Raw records
|---|

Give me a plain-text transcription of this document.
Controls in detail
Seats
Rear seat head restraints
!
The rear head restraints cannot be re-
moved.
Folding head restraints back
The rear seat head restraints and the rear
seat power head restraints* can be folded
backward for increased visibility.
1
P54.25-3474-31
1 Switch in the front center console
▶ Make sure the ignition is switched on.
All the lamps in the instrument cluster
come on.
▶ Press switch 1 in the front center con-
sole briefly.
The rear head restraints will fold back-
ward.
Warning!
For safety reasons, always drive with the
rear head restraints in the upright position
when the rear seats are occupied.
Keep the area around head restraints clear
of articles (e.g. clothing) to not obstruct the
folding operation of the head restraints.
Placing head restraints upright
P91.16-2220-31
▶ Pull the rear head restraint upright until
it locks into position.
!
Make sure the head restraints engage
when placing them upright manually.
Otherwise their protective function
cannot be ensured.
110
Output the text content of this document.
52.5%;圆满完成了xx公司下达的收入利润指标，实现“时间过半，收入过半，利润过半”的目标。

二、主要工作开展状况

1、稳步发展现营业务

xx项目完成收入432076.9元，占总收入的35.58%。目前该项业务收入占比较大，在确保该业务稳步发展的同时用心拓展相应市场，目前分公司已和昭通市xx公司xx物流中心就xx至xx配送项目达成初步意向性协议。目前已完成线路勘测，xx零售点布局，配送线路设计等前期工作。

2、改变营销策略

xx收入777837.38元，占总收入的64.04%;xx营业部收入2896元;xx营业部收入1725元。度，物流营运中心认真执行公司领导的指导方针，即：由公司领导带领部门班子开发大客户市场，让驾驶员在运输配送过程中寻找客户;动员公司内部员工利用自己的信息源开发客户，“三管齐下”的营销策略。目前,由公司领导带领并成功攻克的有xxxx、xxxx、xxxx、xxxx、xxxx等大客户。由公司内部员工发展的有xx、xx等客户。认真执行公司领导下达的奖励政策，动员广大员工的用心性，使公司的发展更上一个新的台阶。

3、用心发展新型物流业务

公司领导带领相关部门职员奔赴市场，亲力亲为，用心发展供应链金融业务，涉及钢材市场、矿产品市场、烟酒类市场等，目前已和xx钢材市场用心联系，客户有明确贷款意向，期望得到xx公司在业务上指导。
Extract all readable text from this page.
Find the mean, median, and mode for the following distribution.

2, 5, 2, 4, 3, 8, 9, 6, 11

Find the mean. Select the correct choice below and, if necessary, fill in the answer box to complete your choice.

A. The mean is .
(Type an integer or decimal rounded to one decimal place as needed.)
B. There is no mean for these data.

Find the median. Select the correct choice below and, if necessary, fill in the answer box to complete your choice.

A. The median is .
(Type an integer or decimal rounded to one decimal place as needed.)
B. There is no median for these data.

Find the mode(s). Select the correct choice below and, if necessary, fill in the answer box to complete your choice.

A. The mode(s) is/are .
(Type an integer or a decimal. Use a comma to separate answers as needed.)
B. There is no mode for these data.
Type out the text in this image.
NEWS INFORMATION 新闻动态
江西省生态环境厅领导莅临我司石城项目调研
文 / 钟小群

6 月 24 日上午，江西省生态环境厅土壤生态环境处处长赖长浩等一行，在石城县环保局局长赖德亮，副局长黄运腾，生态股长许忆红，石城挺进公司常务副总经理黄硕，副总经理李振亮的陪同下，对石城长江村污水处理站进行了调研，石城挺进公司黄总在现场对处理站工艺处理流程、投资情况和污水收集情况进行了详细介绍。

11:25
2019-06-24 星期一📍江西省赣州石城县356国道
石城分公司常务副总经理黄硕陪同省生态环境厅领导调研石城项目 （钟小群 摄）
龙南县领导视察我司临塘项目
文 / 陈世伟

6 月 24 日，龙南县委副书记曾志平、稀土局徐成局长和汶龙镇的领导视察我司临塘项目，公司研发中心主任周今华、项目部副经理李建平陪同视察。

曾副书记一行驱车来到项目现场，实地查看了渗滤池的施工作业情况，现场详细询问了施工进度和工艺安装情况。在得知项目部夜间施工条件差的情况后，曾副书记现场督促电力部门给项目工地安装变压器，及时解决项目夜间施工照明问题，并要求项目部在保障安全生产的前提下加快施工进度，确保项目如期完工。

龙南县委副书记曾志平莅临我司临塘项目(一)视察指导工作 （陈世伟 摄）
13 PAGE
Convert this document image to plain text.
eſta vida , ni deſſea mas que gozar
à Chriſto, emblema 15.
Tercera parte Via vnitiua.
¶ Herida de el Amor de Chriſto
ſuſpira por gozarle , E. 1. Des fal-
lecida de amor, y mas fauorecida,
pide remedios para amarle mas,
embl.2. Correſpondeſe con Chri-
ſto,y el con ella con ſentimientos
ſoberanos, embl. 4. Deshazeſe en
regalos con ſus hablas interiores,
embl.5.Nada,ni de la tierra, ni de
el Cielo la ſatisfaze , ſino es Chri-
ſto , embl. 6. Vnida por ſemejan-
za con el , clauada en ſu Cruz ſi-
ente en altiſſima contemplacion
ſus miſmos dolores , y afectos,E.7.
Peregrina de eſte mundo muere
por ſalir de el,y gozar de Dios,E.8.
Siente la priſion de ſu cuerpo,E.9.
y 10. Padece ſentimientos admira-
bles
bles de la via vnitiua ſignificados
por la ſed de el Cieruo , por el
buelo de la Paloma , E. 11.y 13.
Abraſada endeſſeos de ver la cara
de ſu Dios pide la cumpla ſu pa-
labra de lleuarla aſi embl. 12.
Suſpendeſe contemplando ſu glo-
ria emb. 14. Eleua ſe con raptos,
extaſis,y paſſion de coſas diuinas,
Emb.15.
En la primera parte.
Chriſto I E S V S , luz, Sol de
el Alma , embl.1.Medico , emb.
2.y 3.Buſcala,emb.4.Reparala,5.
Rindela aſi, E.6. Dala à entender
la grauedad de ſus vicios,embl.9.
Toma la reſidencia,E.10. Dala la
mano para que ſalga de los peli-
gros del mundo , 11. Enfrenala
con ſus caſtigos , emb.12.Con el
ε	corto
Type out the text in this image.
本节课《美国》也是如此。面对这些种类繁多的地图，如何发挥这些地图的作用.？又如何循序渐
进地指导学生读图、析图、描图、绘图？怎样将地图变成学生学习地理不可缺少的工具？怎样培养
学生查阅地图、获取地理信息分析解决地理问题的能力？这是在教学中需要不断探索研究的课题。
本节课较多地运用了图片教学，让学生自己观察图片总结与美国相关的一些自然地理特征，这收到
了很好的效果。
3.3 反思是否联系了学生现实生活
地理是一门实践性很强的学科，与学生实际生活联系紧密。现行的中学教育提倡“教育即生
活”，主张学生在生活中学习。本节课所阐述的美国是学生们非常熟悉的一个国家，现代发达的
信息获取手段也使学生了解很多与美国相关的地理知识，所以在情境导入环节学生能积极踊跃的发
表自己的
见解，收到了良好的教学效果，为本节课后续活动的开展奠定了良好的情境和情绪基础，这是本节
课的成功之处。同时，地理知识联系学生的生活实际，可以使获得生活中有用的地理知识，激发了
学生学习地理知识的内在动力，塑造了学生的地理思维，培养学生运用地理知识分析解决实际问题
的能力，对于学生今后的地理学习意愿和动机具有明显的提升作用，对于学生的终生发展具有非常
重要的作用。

|---|

Nothing should be left out: repeat all of the data exactly.

Task output:
Give me a plain-text transcription of this document.
Controls in detail
Seats
Rear seat head restraints
!
The rear head restraints cannot be re-
moved.
Folding head restraints back
The rear seat head restraints and the rear
seat power head restraints* can be folded
backward for increased visibility.
1
P54.25-3474-31
1 Switch in the front center console
▶ Make sure the ignition is switched on.
All the lamps in the instrument cluster
come on.
▶ Press switch 1 in the front center con-
sole briefly.
The rear head restraints will fold back-
ward.
Warning!
For safety reasons, always drive with the
rear head restraints in the upright position
when the rear seats are occupied.
Keep the area around head restraints clear
of articles (e.g. clothing) to not obstruct the
folding operation of the head restraints.
Placing head restraints upright
P91.16-2220-31
▶ Pull the rear head restraint upright until
it locks into position.
!
Make sure the head restraints engage
when placing them upright manually.
Otherwise their protective function
cannot be ensured.
110
Output the text content of this document.
52.5%;圆满完成了xx公司下达的收入利润指标，实现“时间过半，收入过半，利润过半”的目标。

二、主要工作开展状况

1、稳步发展现营业务

xx项目完成收入432076.9元，占总收入的35.58%。目前该项业务收入占比较大，在确保该业务稳步发展的同时用心拓展相应市场，目前分公司已和昭通市xx公司xx物流中心就xx至xx配送项目达成初步意向性协议。目前已完成线路勘测，xx零售点布局，配送线路设计等前期工作。

2、改变营销策略

xx收入777837.38元，占总收入的64.04%;xx营业部收入2896元;xx营业部收入1725元。度，物流营运中心认真执行公司领导的指导方针，即：由公司领导带领部门班子开发大客户市场，让驾驶员在运输配送过程中寻找客户;动员公司内部员工利用自己的信息源开发客户，“三管齐下”的营销策略。目前,由公司领导带领并成功攻克的有xxxx、xxxx、xxxx、xxxx、xxxx等大客户。由公司内部员工发展的有xx、xx等客户。认真执行公司领导下达的奖励政策，动员广大员工的用心性，使公司的发展更上一个新的台阶。

3、用心发展新型物流业务

公司领导带领相关部门职员奔赴市场，亲力亲为，用心发展供应链金融业务，涉及钢材市场、矿产品市场、烟酒类市场等，目前已和xx钢材市场用心联系，客户有明确贷款意向，期望得到xx公司在业务上指导。
Extract all readable text from this page.
Find the mean, median, and mode for the following distribution.

2, 5, 2, 4, 3, 8, 9, 6, 11

Find the mean. Select the correct choice below and, if necessary, fill in the answer box to complete your choice.

A. The mean is .
(Type an integer or decimal rounded to one decimal place as needed.)
B. There is no mean for these data.

Find the median. Select the correct choice below and, if necessary, fill in the answer box to complete your choice.

A. The median is .
(Type an integer or decimal rounded to one decimal place as needed.)
B. There is no median for these data.

Find the mode(s). Select the correct choice below and, if necessary, fill in the answer box to complete your choice.

A. The mode(s) is/are .
(Type an integer or a decimal. Use a comma to separate answers as needed.)
B. There is no mode for these data.
Type out the text in this image.
NEWS INFORMATION 新闻动态
江西省生态环境厅领导莅临我司石城项目调研
文 / 钟小群

6 月 24 日上午，江西省生态环境厅土壤生态环境处处长赖长浩等一行，在石城县环保局局长赖德亮，副局长黄运腾，生态股长许忆红，石城挺进公司常务副总经理黄硕，副总经理李振亮的陪同下，对石城长江村污水处理站进行了调研，石城挺进公司黄总在现场对处理站工艺处理流程、投资情况和污水收集情况进行了详细介绍。

11:25
2019-06-24 星期一📍江西省赣州石城县356国道
石城分公司常务副总经理黄硕陪同省生态环境厅领导调研石城项目 （钟小群 摄）
龙南县领导视察我司临塘项目
文 / 陈世伟

6 月 24 日，龙南县委副书记曾志平、稀土局徐成局长和汶龙镇的领导视察我司临塘项目，公司研发中心主任周今华、项目部副经理李建平陪同视察。

曾副书记一行驱车来到项目现场，实地查看了渗滤池的施工作业情况，现场详细询问了施工进度和工艺安装情况。在得知项目部夜间施工条件差的情况后，曾副书记现场督促电力部门给项目工地安装变压器，及时解决项目夜间施工照明问题，并要求项目部在保障安全生产的前提下加快施工进度，确保项目如期完工。

龙南县委副书记曾志平莅临我司临塘项目(一)视察指导工作 （陈世伟 摄）
13 PAGE
Convert this document image to plain text.
eſta vida , ni deſſea mas que gozar
à Chriſto, emblema 15.
Tercera parte Via vnitiua.
¶ Herida de el Amor de Chriſto
ſuſpira por gozarle , E. 1. Des fal-
lecida de amor, y mas fauorecida,
pide remedios para amarle mas,
embl.2. Correſpondeſe con Chri-
ſto,y el con ella con ſentimientos
ſoberanos, embl. 4. Deshazeſe en
regalos con ſus hablas interiores,
embl.5.Nada,ni de la tierra, ni de
el Cielo la ſatisfaze , ſino es Chri-
ſto , embl. 6. Vnida por ſemejan-
za con el , clauada en ſu Cruz ſi-
ente en altiſſima contemplacion
ſus miſmos dolores , y afectos,E.7.
Peregrina de eſte mundo muere
por ſalir de el,y gozar de Dios,E.8.
Siente la priſion de ſu cuerpo,E.9.
y 10. Padece ſentimientos admira-
bles
bles de la via vnitiua ſignificados
por la ſed de el Cieruo , por el
buelo de la Paloma , E. 11.y 13.
Abraſada endeſſeos de ver la cara
de ſu Dios pide la cumpla ſu pa-
labra de lleuarla aſi embl. 12.
Suſpendeſe contemplando ſu glo-
ria emb. 14. Eleua ſe con raptos,
extaſis,y paſſion de coſas diuinas,
Emb.15.
En la primera parte.
Chriſto I E S V S , luz, Sol de
el Alma , embl.1.Medico , emb.
2.y 3.Buſcala,emb.4.Reparala,5.
Rindela aſi, E.6. Dala à entender
la grauedad de ſus vicios,embl.9.
Toma la reſidencia,E.10. Dala la
mano para que ſalga de los peli-
gros del mundo , 11. Enfrenala
con ſus caſtigos , emb.12.Con el
ε	corto
Type out the text in this image.
本节课《美国》也是如此。面对这些种类繁多的地图，如何发挥这些地图的作用.？又如何循序渐
进地指导学生读图、析图、描图、绘图？怎样将地图变成学生学习地理不可缺少的工具？怎样培养
学生查阅地图、获取地理信息分析解决地理问题的能力？这是在教学中需要不断探索研究的课题。
本节课较多地运用了图片教学，让学生自己观察图片总结与美国相关的一些自然地理特征，这收到
了很好的效果。
3.3 反思是否联系了学生现实生活
地理是一门实践性很强的学科，与学生实际生活联系紧密。现行的中学教育提倡“教育即生
活”，主张学生在生活中学习。本节课所阐述的美国是学生们非常熟悉的一个国家，现代发达的
信息获取手段也使学生了解很多与美国相关的地理知识，所以在情境导入环节学生能积极踊跃的发
表自己的
见解，收到了良好的教学效果，为本节课后续活动的开展奠定了良好的情境和情绪基础，这是本节
课的成功之处。同时，地理知识联系学生的生活实际，可以使获得生活中有用的地理知识，激发了
学生学习地理知识的内在动力，塑造了学生的地理思维，培养学生运用地理知识分析解决实际问题
的能力，对于学生今后的地理学习意愿和动机具有明显的提升作用，对于学生的终生发展具有非常
重要的作用。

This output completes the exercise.